(Data rows):
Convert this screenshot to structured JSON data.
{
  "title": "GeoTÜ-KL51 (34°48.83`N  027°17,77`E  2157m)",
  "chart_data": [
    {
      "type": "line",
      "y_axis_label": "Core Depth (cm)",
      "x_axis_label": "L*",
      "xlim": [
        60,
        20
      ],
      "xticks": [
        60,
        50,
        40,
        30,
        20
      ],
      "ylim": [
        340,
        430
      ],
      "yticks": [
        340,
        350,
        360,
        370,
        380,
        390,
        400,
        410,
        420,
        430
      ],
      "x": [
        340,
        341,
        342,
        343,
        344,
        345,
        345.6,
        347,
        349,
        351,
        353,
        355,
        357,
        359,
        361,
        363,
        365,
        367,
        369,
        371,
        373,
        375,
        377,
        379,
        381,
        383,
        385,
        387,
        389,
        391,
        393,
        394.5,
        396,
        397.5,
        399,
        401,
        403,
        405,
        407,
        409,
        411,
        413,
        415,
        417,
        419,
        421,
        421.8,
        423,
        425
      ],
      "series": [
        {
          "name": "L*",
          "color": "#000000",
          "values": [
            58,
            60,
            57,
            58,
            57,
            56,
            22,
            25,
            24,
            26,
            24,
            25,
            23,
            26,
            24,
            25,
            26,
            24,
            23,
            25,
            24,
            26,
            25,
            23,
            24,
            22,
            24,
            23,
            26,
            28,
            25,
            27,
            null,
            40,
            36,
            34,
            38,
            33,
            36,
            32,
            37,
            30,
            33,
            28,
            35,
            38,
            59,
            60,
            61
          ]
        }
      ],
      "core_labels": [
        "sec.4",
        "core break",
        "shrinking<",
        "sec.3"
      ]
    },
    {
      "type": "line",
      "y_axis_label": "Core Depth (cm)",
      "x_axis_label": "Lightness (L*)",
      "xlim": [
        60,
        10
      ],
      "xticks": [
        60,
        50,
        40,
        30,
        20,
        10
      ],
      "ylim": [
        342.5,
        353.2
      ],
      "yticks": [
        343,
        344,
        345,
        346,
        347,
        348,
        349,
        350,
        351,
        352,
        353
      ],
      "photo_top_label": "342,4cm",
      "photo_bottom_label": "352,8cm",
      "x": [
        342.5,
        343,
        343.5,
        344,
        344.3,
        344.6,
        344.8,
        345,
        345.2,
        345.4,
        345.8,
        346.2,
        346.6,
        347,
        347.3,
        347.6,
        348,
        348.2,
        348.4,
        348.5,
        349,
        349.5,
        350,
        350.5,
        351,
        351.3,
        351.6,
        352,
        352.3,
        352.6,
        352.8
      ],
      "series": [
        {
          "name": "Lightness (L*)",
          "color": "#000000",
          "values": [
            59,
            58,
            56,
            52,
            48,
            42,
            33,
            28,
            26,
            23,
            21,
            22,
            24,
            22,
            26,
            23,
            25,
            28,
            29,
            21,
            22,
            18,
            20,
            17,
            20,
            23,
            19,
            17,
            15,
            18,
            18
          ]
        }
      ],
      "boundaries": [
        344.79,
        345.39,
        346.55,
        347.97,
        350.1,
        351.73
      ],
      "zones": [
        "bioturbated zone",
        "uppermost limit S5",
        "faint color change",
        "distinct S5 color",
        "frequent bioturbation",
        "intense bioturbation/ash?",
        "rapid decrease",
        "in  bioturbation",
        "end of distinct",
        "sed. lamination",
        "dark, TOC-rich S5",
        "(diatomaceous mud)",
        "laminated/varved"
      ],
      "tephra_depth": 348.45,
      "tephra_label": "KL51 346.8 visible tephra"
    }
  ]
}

(Task instructions): Provide only the number of lines in the entries that hold the word "color".

(Response to the exercise): 4